* [TO DO] Print every record below exactly as written.

+ + + +

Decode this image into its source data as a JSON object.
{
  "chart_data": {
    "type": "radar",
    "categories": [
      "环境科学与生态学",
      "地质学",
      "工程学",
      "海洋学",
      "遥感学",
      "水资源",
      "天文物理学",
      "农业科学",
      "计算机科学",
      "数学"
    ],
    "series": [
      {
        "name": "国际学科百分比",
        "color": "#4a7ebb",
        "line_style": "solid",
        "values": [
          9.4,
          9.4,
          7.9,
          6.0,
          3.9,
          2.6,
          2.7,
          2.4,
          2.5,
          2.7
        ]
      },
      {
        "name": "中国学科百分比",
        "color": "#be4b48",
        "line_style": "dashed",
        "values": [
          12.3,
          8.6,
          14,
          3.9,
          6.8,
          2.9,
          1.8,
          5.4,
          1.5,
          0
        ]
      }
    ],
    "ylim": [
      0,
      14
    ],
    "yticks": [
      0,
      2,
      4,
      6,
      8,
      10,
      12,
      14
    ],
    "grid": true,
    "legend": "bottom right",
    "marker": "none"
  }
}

+ + + +

* [ANSWER IN FULL]
Decode this image into its source data as a JSON object.
{
  "chart_data": {
    "type": "radar",
    "categories": [
      "环境科学与生态学",
      "地质学",
      "工程学",
      "海洋学",
      "遥感学",
      "水资源",
      "天文物理学",
      "农业科学",
      "计算机科学",
      "数学"
    ],
    "series": [
      {
        "name": "国际学科百分比",
        "color": "#4a7ebb",
        "line_style": "solid",
        "values": [
          9.4,
          9.4,
          7.9,
          6.0,
          3.9,
          2.6,
          2.7,
          2.4,
          2.5,
          2.7
        ]
      },
      {
        "name": "中国学科百分比",
        "color": "#be4b48",
        "line_style": "dashed",
        "values": [
          12.3,
          8.6,
          14,
          3.9,
          6.8,
          2.9,
          1.8,
          5.4,
          1.5,
          0
        ]
      }
    ],
    "ylim": [
      0,
      14
    ],
    "yticks": [
      0,
      2,
      4,
      6,
      8,
      10,
      12,
      14
    ],
    "grid": true,
    "legend": "bottom right",
    "marker": "none"
  }
}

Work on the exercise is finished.